╭─ Record extracts

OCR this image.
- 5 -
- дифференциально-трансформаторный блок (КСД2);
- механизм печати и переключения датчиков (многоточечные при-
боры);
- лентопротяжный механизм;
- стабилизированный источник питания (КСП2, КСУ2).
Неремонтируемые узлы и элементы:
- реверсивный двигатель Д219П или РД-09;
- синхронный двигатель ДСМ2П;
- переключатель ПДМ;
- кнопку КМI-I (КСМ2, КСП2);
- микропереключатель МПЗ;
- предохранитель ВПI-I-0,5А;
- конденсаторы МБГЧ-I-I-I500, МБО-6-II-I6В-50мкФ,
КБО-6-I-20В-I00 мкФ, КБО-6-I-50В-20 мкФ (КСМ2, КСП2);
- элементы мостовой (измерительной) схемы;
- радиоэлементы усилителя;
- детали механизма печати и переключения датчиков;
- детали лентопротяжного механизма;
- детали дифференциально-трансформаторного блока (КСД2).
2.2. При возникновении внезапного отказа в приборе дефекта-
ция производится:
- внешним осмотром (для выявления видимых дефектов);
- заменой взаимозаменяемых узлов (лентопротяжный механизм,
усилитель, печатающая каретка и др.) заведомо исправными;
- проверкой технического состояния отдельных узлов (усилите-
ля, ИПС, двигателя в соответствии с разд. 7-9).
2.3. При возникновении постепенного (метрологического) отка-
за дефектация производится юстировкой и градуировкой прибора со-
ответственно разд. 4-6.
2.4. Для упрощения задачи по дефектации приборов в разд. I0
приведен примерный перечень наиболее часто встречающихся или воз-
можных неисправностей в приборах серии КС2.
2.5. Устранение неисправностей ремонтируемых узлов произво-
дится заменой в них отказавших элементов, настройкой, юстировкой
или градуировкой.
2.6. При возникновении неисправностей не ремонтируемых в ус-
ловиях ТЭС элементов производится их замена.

╰─

#### Exercise objective
Keep only the lines that hold the string "узлов", and copy them out.

#### Result below
- заменой взаимозаменяемых узлов (лентопротяжный механизм,
- проверкой технического состояния отдельных узлов (усилите-
2.5. Устранение неисправностей ремонтируемых узлов произво-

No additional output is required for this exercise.